§ **TASK DIRECTIONS**
Repeat every line exactly, keeping the pictures out of the copy.

[Data entries]
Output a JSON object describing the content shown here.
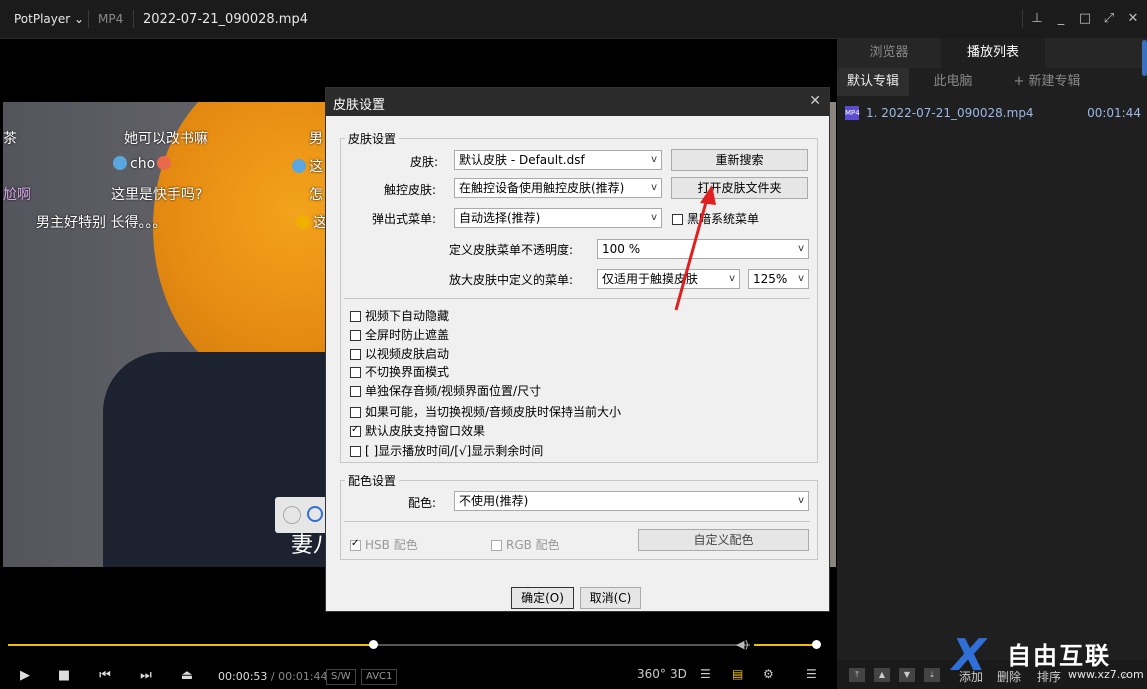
{
  "titlebar": {
    "app": "PotPlayer",
    "format": "MP4",
    "filename": "2022-07-21_090028.mp4"
  },
  "danmu": {
    "l1a": "茶",
    "l1b": "她可以改书嘛",
    "l1c": "男",
    "l2a": "cho",
    "l2b": "这",
    "l3a": "尬啊",
    "l3b": "这里是快手吗?",
    "l3c": "怎",
    "l4a": "男主好特别 长得。。。",
    "l4b": "这"
  },
  "video": {
    "subtitle": "妻八"
  },
  "playback": {
    "current": "00:00:53",
    "separator": "/",
    "total": "00:01:44",
    "sw": "S/W",
    "codec": "AVC1",
    "progress": 0.492,
    "volume": 1.0
  },
  "right_panel": {
    "tabs": [
      "浏览器",
      "播放列表"
    ],
    "subtabs": [
      "默认专辑",
      "此电脑",
      "+ 新建专辑"
    ],
    "items": [
      {
        "name": "1. 2022-07-21_090028.mp4",
        "duration": "00:01:44"
      }
    ],
    "bottom": {
      "add": "添加",
      "delete": "删除",
      "sort": "排序"
    }
  },
  "dialog": {
    "title": "皮肤设置",
    "skin_group": "皮肤设置",
    "skin_label": "皮肤:",
    "skin_value": "默认皮肤 - Default.dsf",
    "research_button": "重新搜索",
    "touch_label": "触控皮肤:",
    "touch_value": "在触控设备使用触控皮肤(推荐)",
    "open_folder_button": "打开皮肤文件夹",
    "popup_label": "弹出式菜单:",
    "popup_value": "自动选择(推荐)",
    "black_menu": "黑暗系统菜单",
    "opacity_label": "定义皮肤菜单不透明度:",
    "opacity_value": "100 %",
    "zoom_label": "放大皮肤中定义的菜单:",
    "zoom_value": "仅适用于触摸皮肤",
    "zoom_pct": "125%",
    "options": [
      {
        "label": "视频下自动隐藏",
        "checked": false
      },
      {
        "label": "全屏时防止遮盖",
        "checked": false
      },
      {
        "label": "以视频皮肤启动",
        "checked": false
      },
      {
        "label": "不切换界面模式",
        "checked": false
      },
      {
        "label": "单独保存音频/视频界面位置/尺寸",
        "checked": false
      },
      {
        "label": "如果可能，当切换视频/音频皮肤时保持当前大小",
        "checked": false
      },
      {
        "label": "默认皮肤支持窗口效果",
        "checked": true
      },
      {
        "label": "[ ]显示播放时间/[√]显示剩余时间",
        "checked": false
      }
    ],
    "color_group": "配色设置",
    "color_label": "配色:",
    "color_value": "不使用(推荐)",
    "hsb": "HSB 配色",
    "rgb": "RGB 配色",
    "custom_color_button": "自定义配色",
    "ok": "确定(O)",
    "cancel": "取消(C)"
  },
  "watermark": {
    "text": "自由互联",
    "url": "www.xz7.com"
  },
  "colors": {
    "accent": "#f0c000",
    "annotation_arrow": "#e02020",
    "dialog_bg": "#f0f0f0"
  }
}
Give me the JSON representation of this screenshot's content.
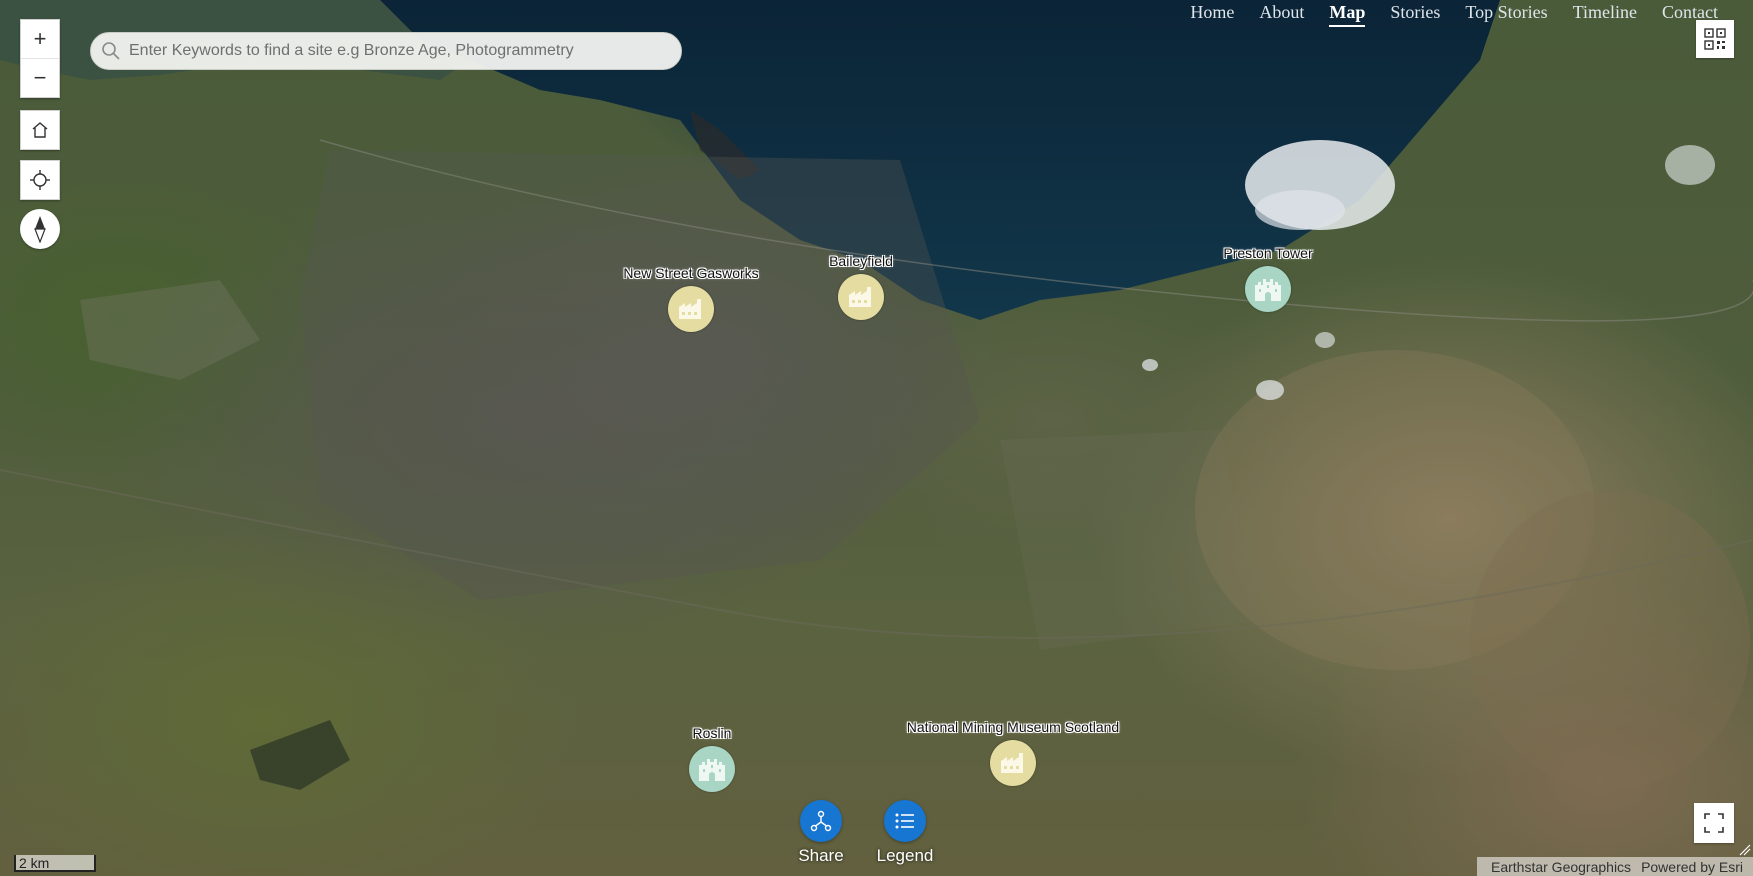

§ **RESPONSE TO THIS EXERCISE**
Output a JSON object describing the content shown here.
{
  "titlebar": {
    "app": "PotPlayer",
    "format": "MP4",
    "filename": "2022-07-21_090028.mp4"
  },
  "danmu": {
    "l1a": "茶",
    "l1b": "她可以改书嘛",
    "l1c": "男",
    "l2a": "cho",
    "l2b": "这",
    "l3a": "尬啊",
    "l3b": "这里是快手吗?",
    "l3c": "怎",
    "l4a": "男主好特别 长得。。。",
    "l4b": "这"
  },
  "video": {
    "subtitle": "妻八"
  },
  "playback": {
    "current": "00:00:53",
    "separator": "/",
    "total": "00:01:44",
    "sw": "S/W",
    "codec": "AVC1",
    "progress": 0.492,
    "volume": 1.0
  },
  "right_panel": {
    "tabs": [
      "浏览器",
      "播放列表"
    ],
    "subtabs": [
      "默认专辑",
      "此电脑",
      "+ 新建专辑"
    ],
    "items": [
      {
        "name": "1. 2022-07-21_090028.mp4",
        "duration": "00:01:44"
      }
    ],
    "bottom": {
      "add": "添加",
      "delete": "删除",
      "sort": "排序"
    }
  },
  "dialog": {
    "title": "皮肤设置",
    "skin_group": "皮肤设置",
    "skin_label": "皮肤:",
    "skin_value": "默认皮肤 - Default.dsf",
    "research_button": "重新搜索",
    "touch_label": "触控皮肤:",
    "touch_value": "在触控设备使用触控皮肤(推荐)",
    "open_folder_button": "打开皮肤文件夹",
    "popup_label": "弹出式菜单:",
    "popup_value": "自动选择(推荐)",
    "black_menu": "黑暗系统菜单",
    "opacity_label": "定义皮肤菜单不透明度:",
    "opacity_value": "100 %",
    "zoom_label": "放大皮肤中定义的菜单:",
    "zoom_value": "仅适用于触摸皮肤",
    "zoom_pct": "125%",
    "options": [
      {
        "label": "视频下自动隐藏",
        "checked": false
      },
      {
        "label": "全屏时防止遮盖",
        "checked": false
      },
      {
        "label": "以视频皮肤启动",
        "checked": false
      },
      {
        "label": "不切换界面模式",
        "checked": false
      },
      {
        "label": "单独保存音频/视频界面位置/尺寸",
        "checked": false
      },
      {
        "label": "如果可能，当切换视频/音频皮肤时保持当前大小",
        "checked": false
      },
      {
        "label": "默认皮肤支持窗口效果",
        "checked": true
      },
      {
        "label": "[ ]显示播放时间/[√]显示剩余时间",
        "checked": false
      }
    ],
    "color_group": "配色设置",
    "color_label": "配色:",
    "color_value": "不使用(推荐)",
    "hsb": "HSB 配色",
    "rgb": "RGB 配色",
    "custom_color_button": "自定义配色",
    "ok": "确定(O)",
    "cancel": "取消(C)"
  },
  "watermark": {
    "text": "自由互联",
    "url": "www.xz7.com"
  },
  "colors": {
    "accent": "#f0c000",
    "annotation_arrow": "#e02020",
    "dialog_bg": "#f0f0f0"
  }
}
Give me the JSON representation of this screenshot's content.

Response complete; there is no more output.